Written problem A —
Write out the part of the records that opens with their first line and closes with the line containing "- text-line: führen", keeping every line unchanged.

[Begin Source document]

Nov 04 2005
IBUS 579 Final – Case Study: Economist July 16th article on Rolls-Royce
Full article here.
… Because Rolls-Royce manufactures infrastructure-class machinery, there is an inherent asymmetry in vendor-customer dynamics: there are few customers for Rolls-Royce to court but the stake in each is exceptionally high. This may not be as much as a challenge in developed counties as it is in the less developed ones (LDC). When entering those markets, Rolls-Royce has to learn to balance between customer appeasement and customer education, to fend off corruption, and to weather political turbulences. Under such environment, nurturing healthy and sustainable relationship often takes a long and painful process without guaranteed success.
… As Rolls-Royce expanding into more markets, it will surely encounter a whole new set of customers’ needs and market conditions. … Whether Rolls-Royce is sensitive enough or is nimble enough to respond to those new challenges could have a long and lasting impact to its fortune in a particular market.
There is no readily-available recipe in International Marketing. Proven methods such as promotions and surveys will help. But what I’ve learned from the class is, like in any fluid situation, leadership is always the key to success … Without such conviction, even a company knows it should hire local talents to help, it may not know what to look for in a candidate or how to build trusting relationship with them.
… The intensive and high-risk investment in Research and Development (R&D) commands, as much as depends on, high price premium. If its IP is stolen, the model will inevitably collapse and Rolls-Royce reduced to just another manufacturer competing on price. … To complicate matters further, some countries may make technology transfer a precondition to entering their markets.

[End Source document]

Written problem B —
Please continue the Rolls-Royce case study from the point where it stops.

[Begin Data lines]

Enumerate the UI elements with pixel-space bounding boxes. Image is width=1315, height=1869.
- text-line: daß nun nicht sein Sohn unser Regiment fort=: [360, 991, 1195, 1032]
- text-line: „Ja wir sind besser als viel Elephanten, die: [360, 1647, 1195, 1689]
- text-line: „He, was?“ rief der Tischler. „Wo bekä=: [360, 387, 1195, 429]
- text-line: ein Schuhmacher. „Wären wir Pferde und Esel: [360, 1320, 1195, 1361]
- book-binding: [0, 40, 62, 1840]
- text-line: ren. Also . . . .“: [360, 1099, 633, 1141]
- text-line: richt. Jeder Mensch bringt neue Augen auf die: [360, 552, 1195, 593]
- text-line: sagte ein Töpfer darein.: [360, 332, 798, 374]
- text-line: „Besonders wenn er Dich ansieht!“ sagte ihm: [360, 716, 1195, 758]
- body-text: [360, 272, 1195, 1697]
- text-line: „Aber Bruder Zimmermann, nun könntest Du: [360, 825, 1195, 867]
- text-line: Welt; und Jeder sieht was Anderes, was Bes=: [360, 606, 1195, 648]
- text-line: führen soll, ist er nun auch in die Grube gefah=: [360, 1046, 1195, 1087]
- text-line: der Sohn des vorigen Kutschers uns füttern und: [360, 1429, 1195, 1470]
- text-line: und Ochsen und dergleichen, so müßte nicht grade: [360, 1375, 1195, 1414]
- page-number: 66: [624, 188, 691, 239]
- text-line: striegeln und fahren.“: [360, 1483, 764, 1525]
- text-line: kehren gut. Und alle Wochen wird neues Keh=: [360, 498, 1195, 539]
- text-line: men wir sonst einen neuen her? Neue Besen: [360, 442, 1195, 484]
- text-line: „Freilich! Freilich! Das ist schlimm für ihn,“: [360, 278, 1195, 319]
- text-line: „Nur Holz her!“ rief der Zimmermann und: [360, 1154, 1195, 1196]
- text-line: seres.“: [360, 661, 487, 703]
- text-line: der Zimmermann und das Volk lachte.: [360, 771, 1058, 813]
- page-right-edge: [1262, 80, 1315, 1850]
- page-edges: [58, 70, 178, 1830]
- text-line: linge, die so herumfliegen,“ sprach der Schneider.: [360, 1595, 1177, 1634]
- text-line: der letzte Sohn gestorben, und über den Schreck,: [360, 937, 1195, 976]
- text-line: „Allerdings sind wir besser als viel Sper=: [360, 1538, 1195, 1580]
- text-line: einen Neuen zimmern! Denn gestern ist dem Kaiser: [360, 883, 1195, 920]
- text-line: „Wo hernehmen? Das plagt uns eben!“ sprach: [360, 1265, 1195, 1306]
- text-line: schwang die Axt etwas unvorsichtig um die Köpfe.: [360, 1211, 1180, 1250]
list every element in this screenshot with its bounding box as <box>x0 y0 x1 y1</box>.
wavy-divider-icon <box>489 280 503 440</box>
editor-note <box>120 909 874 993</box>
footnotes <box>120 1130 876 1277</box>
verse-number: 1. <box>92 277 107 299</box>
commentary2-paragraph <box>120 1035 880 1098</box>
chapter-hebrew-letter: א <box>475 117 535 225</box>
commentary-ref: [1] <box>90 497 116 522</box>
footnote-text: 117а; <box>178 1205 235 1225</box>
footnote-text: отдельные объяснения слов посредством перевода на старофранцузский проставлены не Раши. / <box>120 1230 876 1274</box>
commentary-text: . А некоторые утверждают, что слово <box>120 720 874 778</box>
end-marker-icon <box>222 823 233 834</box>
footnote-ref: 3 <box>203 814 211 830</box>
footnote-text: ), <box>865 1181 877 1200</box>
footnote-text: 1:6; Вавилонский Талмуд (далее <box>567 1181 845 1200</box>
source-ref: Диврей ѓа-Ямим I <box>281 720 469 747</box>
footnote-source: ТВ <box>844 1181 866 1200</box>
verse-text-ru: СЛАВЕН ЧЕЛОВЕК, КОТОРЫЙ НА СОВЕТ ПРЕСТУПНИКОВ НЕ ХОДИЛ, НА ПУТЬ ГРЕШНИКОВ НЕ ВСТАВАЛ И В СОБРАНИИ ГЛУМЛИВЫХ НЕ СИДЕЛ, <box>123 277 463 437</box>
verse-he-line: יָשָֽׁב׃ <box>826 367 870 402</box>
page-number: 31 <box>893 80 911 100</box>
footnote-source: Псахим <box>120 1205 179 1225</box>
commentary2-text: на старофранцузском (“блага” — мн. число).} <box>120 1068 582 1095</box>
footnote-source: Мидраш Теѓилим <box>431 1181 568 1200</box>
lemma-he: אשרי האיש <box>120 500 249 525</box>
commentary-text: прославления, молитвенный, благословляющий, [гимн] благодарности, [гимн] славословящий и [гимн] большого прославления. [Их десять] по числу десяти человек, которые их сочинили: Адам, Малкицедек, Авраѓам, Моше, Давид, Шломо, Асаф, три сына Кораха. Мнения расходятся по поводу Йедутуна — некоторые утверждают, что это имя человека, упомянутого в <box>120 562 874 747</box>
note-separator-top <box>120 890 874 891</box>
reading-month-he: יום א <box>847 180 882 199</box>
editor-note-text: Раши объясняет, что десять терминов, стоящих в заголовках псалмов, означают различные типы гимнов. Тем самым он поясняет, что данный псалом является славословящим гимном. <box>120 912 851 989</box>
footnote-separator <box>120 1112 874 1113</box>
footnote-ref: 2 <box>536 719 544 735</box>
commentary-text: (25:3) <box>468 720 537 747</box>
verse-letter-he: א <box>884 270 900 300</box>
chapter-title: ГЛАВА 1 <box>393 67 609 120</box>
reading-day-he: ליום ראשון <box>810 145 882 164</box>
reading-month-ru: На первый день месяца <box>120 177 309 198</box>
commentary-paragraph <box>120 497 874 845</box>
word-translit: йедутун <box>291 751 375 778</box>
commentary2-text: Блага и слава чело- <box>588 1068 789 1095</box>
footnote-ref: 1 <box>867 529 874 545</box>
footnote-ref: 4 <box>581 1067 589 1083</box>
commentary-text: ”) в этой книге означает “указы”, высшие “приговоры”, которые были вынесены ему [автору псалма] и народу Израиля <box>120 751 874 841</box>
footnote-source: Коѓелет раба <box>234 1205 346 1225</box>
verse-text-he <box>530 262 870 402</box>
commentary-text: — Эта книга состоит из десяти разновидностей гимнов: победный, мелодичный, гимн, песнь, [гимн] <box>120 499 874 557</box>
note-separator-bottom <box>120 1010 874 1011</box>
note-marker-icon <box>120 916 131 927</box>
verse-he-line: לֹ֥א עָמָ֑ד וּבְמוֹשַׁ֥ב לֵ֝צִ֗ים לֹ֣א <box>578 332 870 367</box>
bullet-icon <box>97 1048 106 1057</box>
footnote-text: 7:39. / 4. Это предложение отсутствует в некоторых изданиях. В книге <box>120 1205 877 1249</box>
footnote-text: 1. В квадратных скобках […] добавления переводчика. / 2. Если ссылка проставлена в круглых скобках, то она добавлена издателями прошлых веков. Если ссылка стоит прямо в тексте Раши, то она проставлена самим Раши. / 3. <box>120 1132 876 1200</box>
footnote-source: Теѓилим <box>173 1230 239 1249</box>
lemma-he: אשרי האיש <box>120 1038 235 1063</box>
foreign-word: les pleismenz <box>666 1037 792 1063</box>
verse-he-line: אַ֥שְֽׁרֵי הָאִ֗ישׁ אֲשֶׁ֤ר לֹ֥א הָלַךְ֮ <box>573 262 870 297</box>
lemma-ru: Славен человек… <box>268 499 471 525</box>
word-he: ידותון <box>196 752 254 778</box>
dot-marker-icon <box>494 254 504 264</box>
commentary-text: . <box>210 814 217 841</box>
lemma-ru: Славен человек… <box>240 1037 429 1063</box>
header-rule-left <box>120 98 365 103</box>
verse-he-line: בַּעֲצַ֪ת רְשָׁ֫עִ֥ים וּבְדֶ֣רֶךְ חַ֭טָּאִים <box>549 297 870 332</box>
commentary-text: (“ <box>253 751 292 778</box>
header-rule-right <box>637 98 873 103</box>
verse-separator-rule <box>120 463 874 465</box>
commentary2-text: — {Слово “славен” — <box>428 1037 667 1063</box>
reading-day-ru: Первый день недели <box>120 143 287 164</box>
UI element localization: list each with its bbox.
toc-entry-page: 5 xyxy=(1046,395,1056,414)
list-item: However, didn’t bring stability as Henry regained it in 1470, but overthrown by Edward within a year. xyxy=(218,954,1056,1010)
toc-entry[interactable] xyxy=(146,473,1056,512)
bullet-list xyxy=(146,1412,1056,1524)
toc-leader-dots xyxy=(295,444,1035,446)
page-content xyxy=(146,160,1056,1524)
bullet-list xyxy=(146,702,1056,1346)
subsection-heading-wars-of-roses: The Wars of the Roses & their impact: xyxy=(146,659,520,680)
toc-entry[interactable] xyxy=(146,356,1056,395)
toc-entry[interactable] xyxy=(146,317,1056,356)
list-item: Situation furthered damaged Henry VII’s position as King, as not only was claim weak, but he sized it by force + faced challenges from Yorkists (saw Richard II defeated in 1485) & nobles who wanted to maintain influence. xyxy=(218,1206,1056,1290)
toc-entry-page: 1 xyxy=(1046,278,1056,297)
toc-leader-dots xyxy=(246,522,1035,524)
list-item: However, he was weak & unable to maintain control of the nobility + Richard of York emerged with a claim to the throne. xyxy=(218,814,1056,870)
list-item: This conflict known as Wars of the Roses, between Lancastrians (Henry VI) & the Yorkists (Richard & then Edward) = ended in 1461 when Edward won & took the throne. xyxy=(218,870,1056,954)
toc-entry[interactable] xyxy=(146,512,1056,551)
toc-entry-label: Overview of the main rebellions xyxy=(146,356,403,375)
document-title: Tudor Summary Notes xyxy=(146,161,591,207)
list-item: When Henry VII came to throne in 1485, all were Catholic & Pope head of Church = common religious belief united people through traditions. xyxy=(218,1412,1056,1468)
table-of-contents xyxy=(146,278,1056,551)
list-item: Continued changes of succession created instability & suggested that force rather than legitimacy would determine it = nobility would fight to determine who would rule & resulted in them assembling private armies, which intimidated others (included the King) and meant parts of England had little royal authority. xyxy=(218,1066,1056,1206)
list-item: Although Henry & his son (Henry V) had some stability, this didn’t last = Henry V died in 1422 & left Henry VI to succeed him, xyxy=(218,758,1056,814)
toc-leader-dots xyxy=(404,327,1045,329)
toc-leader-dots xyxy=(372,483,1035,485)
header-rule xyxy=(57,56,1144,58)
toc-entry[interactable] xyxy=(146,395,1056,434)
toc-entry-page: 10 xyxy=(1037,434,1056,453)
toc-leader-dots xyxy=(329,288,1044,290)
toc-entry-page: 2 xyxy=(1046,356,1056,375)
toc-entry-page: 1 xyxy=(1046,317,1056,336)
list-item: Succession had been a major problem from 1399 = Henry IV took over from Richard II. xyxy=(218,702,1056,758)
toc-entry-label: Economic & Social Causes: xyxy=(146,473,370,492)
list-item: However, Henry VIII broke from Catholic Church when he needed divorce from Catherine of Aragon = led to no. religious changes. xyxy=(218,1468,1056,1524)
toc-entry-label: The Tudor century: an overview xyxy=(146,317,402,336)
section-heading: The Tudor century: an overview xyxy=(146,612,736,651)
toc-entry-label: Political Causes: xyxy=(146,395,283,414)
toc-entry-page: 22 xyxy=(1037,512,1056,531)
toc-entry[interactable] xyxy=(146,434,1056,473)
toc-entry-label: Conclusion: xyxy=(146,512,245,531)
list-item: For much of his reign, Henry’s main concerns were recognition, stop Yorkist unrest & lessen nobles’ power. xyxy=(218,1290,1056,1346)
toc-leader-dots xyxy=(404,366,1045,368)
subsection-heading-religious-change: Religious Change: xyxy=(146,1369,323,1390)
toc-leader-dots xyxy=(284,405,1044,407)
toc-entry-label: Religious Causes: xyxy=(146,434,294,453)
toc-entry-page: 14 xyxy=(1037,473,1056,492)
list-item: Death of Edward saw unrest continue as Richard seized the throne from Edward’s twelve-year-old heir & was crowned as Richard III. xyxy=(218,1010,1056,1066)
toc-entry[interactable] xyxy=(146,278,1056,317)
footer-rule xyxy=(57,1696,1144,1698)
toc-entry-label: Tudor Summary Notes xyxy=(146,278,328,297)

[End Data lines]

Exercise response A —
Enumerate the UI elements with pixel-space bounding boxes. Image is width=1315, height=1869.
- text-line: daß nun nicht sein Sohn unser Regiment fort=: [360, 991, 1195, 1032]
- text-line: „Ja wir sind besser als viel Elephanten, die: [360, 1647, 1195, 1689]
- text-line: „He, was?“ rief der Tischler. „Wo bekä=: [360, 387, 1195, 429]
- text-line: ein Schuhmacher. „Wären wir Pferde und Esel: [360, 1320, 1195, 1361]
- book-binding: [0, 40, 62, 1840]
- text-line: ren. Also . . . .“: [360, 1099, 633, 1141]
- text-line: richt. Jeder Mensch bringt neue Augen auf die: [360, 552, 1195, 593]
- text-line: sagte ein Töpfer darein.: [360, 332, 798, 374]
- text-line: „Besonders wenn er Dich ansieht!“ sagte ihm: [360, 716, 1195, 758]
- body-text: [360, 272, 1195, 1697]
- text-line: „Aber Bruder Zimmermann, nun könntest Du: [360, 825, 1195, 867]
- text-line: Welt; und Jeder sieht was Anderes, was Bes=: [360, 606, 1195, 648]
- text-line: führen soll, ist er nun auch in die Grube gefah=: [360, 1046, 1195, 1087]

Exercise response B —
… if I have to choose, I will place Corporate Reputation And Social Responsibility at the bottom of the must-consider list. This decision is based on the observation that Rolls-Royce does not operate in a labor-intensive industry, so it is less exposed to labor or human rights issues.
The next one is even harder to pick. Eventually, I decided on Currency Risk not because it is in any way less important to Rolls-Royce’s bottom line, but because it is more “technical”, thus, more manageable.
To answer question 2, let’s revisit Rolls-Royce recent acquisitions in light of Sir John Rose’s comments. To me, it is apparent that a common theme among all three is “access to market”… In each and every case, there are unquestionable benefits of enriched technology portfolio, and stimulated product development. However, without a clearly vision of market application, such benefits may proven irrelevant, if not detrimental (as in the Sony’s case), to Rolls-Royce’s bottom-line.
… Some may scoff at the utilitarian appearance of those mergers. Yet the fact that the benefit of a merger is quantifiable may very well be the key to its durability.
I would like to add that, when expanding into LDC markets, a partner’s governmental connections may be even more valuable than its technologies. …, if Rolls-Royce plans to enter Indian market, an ideal acquisition target could be a government-invested enterprise that makes hydraulic turbines.
Acquisition can also be used to hedge against future risks.
…, it is doubtful that today’s high energy price is sustainable. Many economists predict a choking effect such high price level will have on demand. More importantly, given the high geopolitical and environmental cost oil and gas is exacting, more and more countries are seeking alternative energy sources to supplant oil and gas.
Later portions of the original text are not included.